## INSTRUCTIONS TO FOLLOW
Return each line of the records holding the string "Liberty".

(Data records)
[start]
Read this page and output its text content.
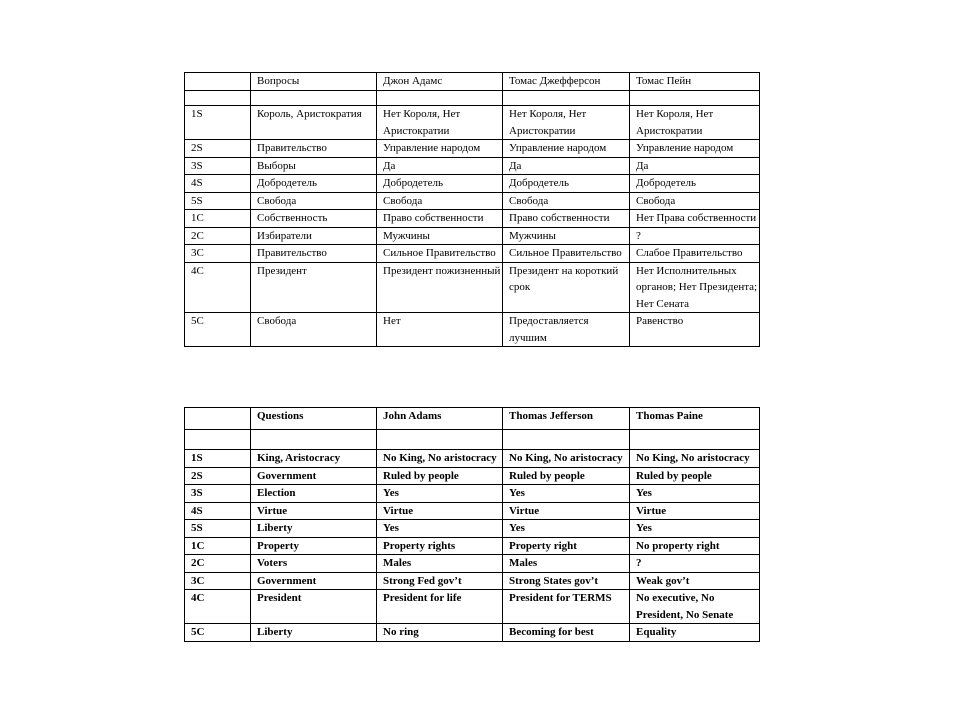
	Вопросы	Джон Адамс	Томас Джефферсон	Томас Пейн

1S	Король, Аристократия	Нет Короля, Нет Аристократии	Нет Короля, Нет Аристократии	Нет Короля, Нет Аристократии
2S	Правительство	Управление народом	Управление народом	Управление народом
3S	Выборы	Да	Да	Да
4S	Добродетель	Добродетель	Добродетель	Добродетель
5S	Свобода	Свобода	Свобода	Свобода
1C	Собственность	Право собственности	Право собственности	Нет Права собственности
2C	Избиратели	Мужчины	Мужчины	?
3C	Правительство	Сильное Правительство	Сильное Правительство	Слабое Правительство
4C	Президент	Президент пожизненный	Президент на короткий срок	Нет Исполнительных органов; Нет Президента; Нет Сената
5C	Свобода	Нет	Предоставляется лучшим	Равенство
	Questions	John Adams	Thomas Jefferson	Thomas Paine

1S	King, Aristocracy	No King, No aristocracy	No King, No aristocracy	No King, No aristocracy
2S	Government	Ruled by people	Ruled by people	Ruled by people
3S	Election	Yes	Yes	Yes
4S	Virtue	Virtue	Virtue	Virtue
5S	Liberty	Yes	Yes	Yes
1C	Property	Property rights	Property right	No property right
2C	Voters	Males	Males	?
3C	Government	Strong Fed gov’t	Strong States gov’t	Weak gov’t
4C	President	President for life	President for TERMS	No executive, No President, No Senate
5C	Liberty	No ring	Becoming for best	Equality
[end]
## EXERCISE SOLUTION
5S	Liberty	Yes	Yes	Yes
5C	Liberty	No ring	Becoming for best	Equality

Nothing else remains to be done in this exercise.